■ WHAT YOU SHOULD DO
Skip the images and return the records below exactly.

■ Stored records
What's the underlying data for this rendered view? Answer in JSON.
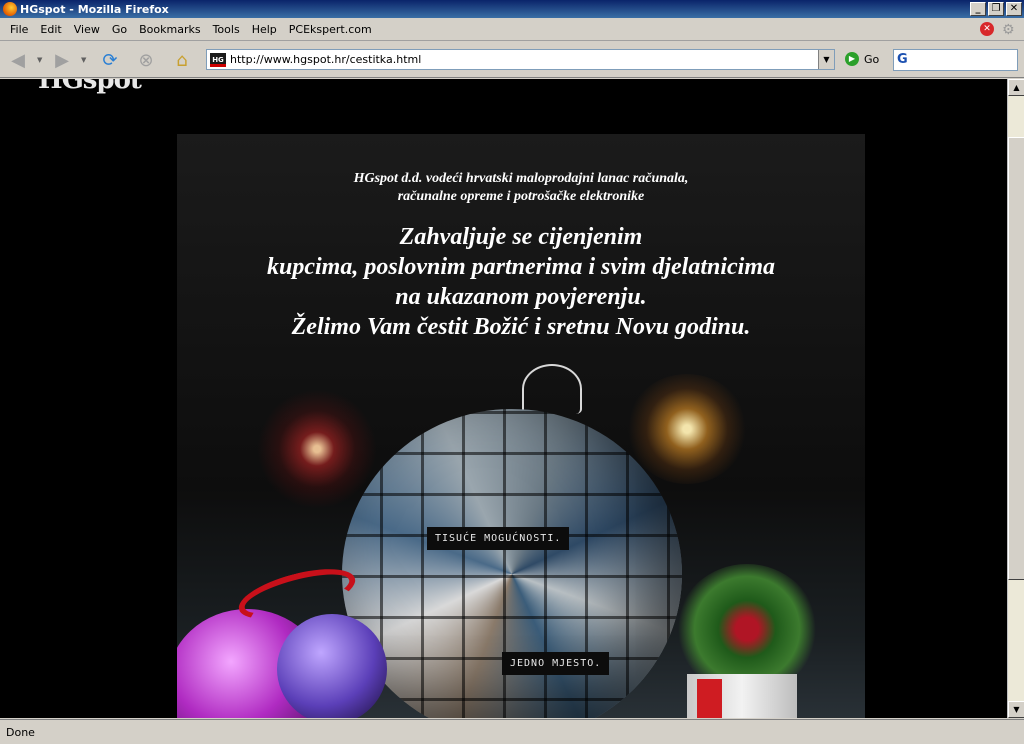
{
  "window": {
    "title": "HGspot - Mozilla Firefox"
  },
  "menu": [
    "File",
    "Edit",
    "View",
    "Go",
    "Bookmarks",
    "Tools",
    "Help",
    "PCEkspert.com"
  ],
  "toolbar": {
    "url": "http://www.hgspot.hr/cestitka.html",
    "go_label": "Go"
  },
  "page": {
    "logo": "HGspot",
    "intro_lines": [
      "HGspot d.d. vodeći hrvatski maloprodajni lanac računala,",
      "računalne opreme i potrošačke elektronike"
    ],
    "message_lines": [
      "Zahvaljuje se cijenjenim",
      "kupcima, poslovnim partnerima i svim djelatnicima",
      "na ukazanom povjerenju.",
      "Želimo Vam čestit Božić i sretnu Novu godinu."
    ],
    "label_top": "TISUĆE MOGUĆNOSTI.",
    "label_bottom": "JEDNO MJESTO."
  },
  "status": {
    "text": "Done"
  }
}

■ RESPONSE BELOW
What's the underlying data for this rendered view? Answer in JSON.
{
  "window": {
    "title": "HGspot - Mozilla Firefox"
  },
  "menu": [
    "File",
    "Edit",
    "View",
    "Go",
    "Bookmarks",
    "Tools",
    "Help",
    "PCEkspert.com"
  ],
  "toolbar": {
    "url": "http://www.hgspot.hr/cestitka.html",
    "go_label": "Go"
  },
  "page": {
    "logo": "HGspot",
    "intro_lines": [
      "HGspot d.d. vodeći hrvatski maloprodajni lanac računala,",
      "računalne opreme i potrošačke elektronike"
    ],
    "message_lines": [
      "Zahvaljuje se cijenjenim",
      "kupcima, poslovnim partnerima i svim djelatnicima",
      "na ukazanom povjerenju.",
      "Želimo Vam čestit Božić i sretnu Novu godinu."
    ],
    "label_top": "TISUĆE MOGUĆNOSTI.",
    "label_bottom": "JEDNO MJESTO."
  },
  "status": {
    "text": "Done"
  }
}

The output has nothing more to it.